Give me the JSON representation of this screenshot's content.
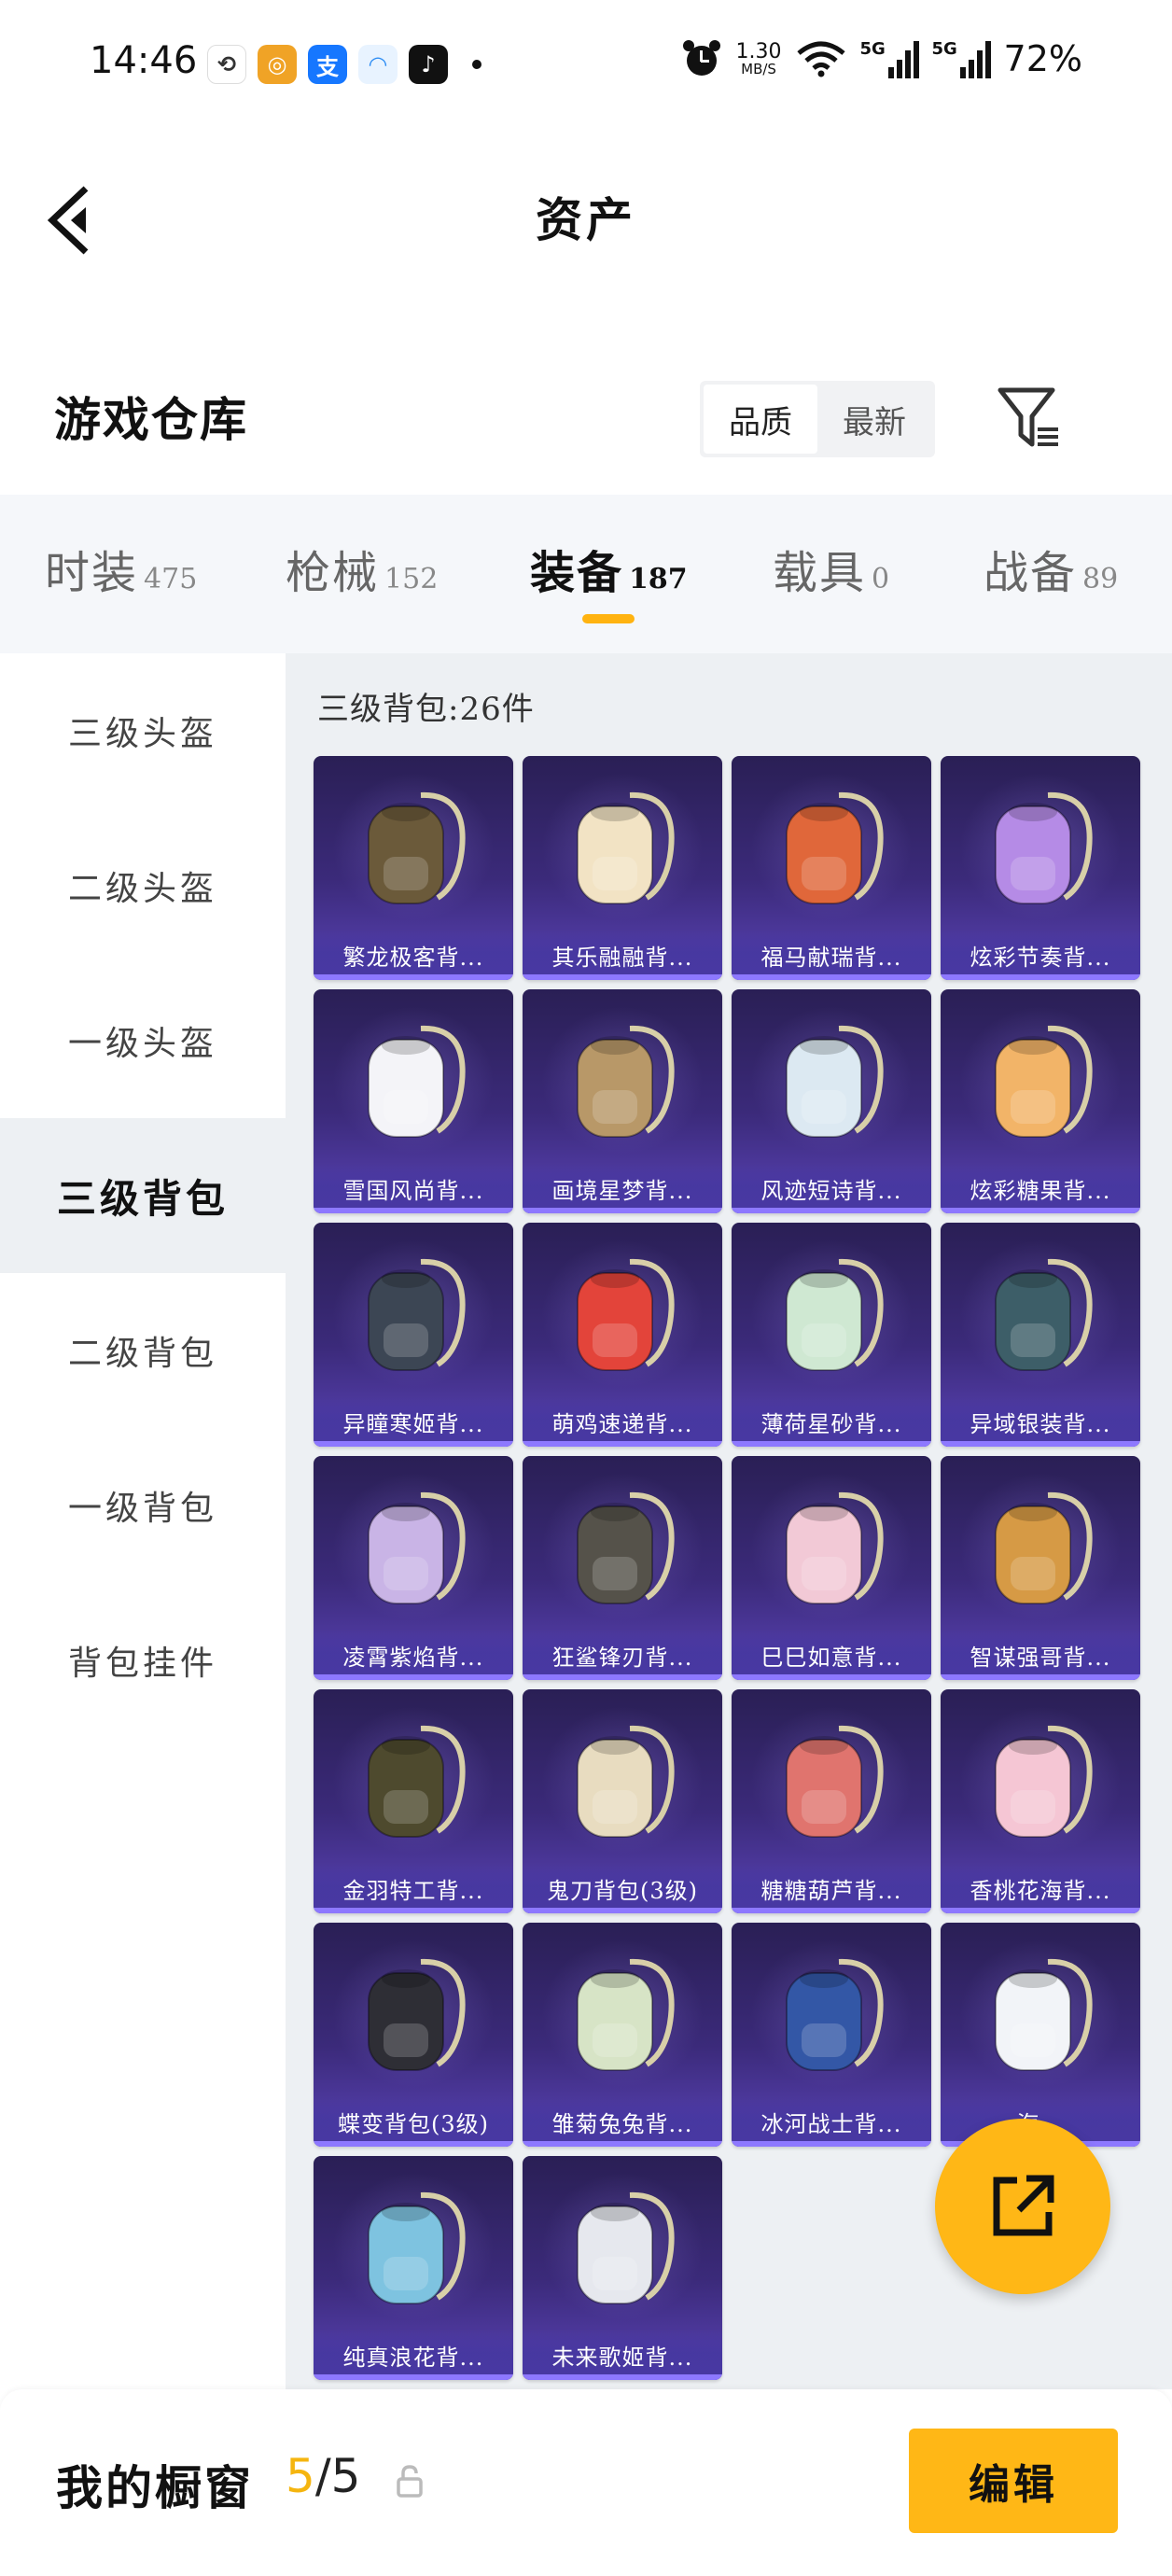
{
  "status_bar": {
    "time": "14:46",
    "net_speed_value": "1.30",
    "net_speed_unit": "MB/S",
    "signal1_label": "5G",
    "signal2_label": "5G",
    "battery": "72%",
    "app_icons": [
      "link-app-icon",
      "target-app-icon",
      "alipay-icon",
      "cloud-app-icon",
      "tiktok-icon"
    ]
  },
  "header": {
    "title": "资产"
  },
  "warehouse": {
    "title": "游戏仓库",
    "sort_options": [
      "品质",
      "最新"
    ],
    "active_sort": "品质"
  },
  "tabs": [
    {
      "label": "时装",
      "count": "475"
    },
    {
      "label": "枪械",
      "count": "152"
    },
    {
      "label": "装备",
      "count": "187"
    },
    {
      "label": "载具",
      "count": "0"
    },
    {
      "label": "战备",
      "count": "89"
    }
  ],
  "active_tab": "装备",
  "sidebar": {
    "items": [
      "三级头盔",
      "二级头盔",
      "一级头盔",
      "三级背包",
      "二级背包",
      "一级背包",
      "背包挂件"
    ],
    "active": "三级背包"
  },
  "content": {
    "count_line": "三级背包:26件",
    "items": [
      {
        "name": "繁龙极客背...",
        "color": "#6b5a3a"
      },
      {
        "name": "其乐融融背...",
        "color": "#f2e3c4"
      },
      {
        "name": "福马献瑞背...",
        "color": "#e0673a"
      },
      {
        "name": "炫彩节奏背...",
        "color": "#b58be6"
      },
      {
        "name": "雪国风尚背...",
        "color": "#f4f4f8"
      },
      {
        "name": "画境星梦背...",
        "color": "#b89868"
      },
      {
        "name": "风迹短诗背...",
        "color": "#dce9f2"
      },
      {
        "name": "炫彩糖果背...",
        "color": "#f2b468"
      },
      {
        "name": "异瞳寒姬背...",
        "color": "#3c4654"
      },
      {
        "name": "萌鸡速递背...",
        "color": "#e3443a"
      },
      {
        "name": "薄荷星砂背...",
        "color": "#cfe8d2"
      },
      {
        "name": "异域银装背...",
        "color": "#3d5e68"
      },
      {
        "name": "凌霄紫焰背...",
        "color": "#c9b4e6"
      },
      {
        "name": "狂鲨锋刃背...",
        "color": "#55524a"
      },
      {
        "name": "巳巳如意背...",
        "color": "#f2c9d6"
      },
      {
        "name": "智谋强哥背...",
        "color": "#d69a45"
      },
      {
        "name": "金羽特工背...",
        "color": "#4e4a2e"
      },
      {
        "name": "鬼刀背包(3级)",
        "color": "#e8dcc0"
      },
      {
        "name": "糖糖葫芦背...",
        "color": "#e0746e"
      },
      {
        "name": "香桃花海背...",
        "color": "#f5c6d4"
      },
      {
        "name": "蝶变背包(3级)",
        "color": "#2e2e35"
      },
      {
        "name": "雏菊兔兔背...",
        "color": "#d7e4c6"
      },
      {
        "name": "冰河战士背...",
        "color": "#3357a6"
      },
      {
        "name": "海...",
        "color": "#f2f4f8"
      },
      {
        "name": "纯真浪花背...",
        "color": "#7ec3e0"
      },
      {
        "name": "未来歌姬背...",
        "color": "#e6e8ee"
      }
    ]
  },
  "share_button": {
    "icon": "share-external-icon"
  },
  "bottom_bar": {
    "label": "我的橱窗",
    "current": "5",
    "separator": "/",
    "total": "5",
    "edit_label": "编辑"
  },
  "colors": {
    "accent": "#ffb716",
    "card_top": "#2a1f55",
    "card_bottom": "#5a43b6"
  }
}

PROBLEM TO SOLVE: Show every line where the string "三级背包" appears.

EXERCISE RESULT:
      "三级背包",
    "active": "三级背包"
    "count_line": "三级背包:26件",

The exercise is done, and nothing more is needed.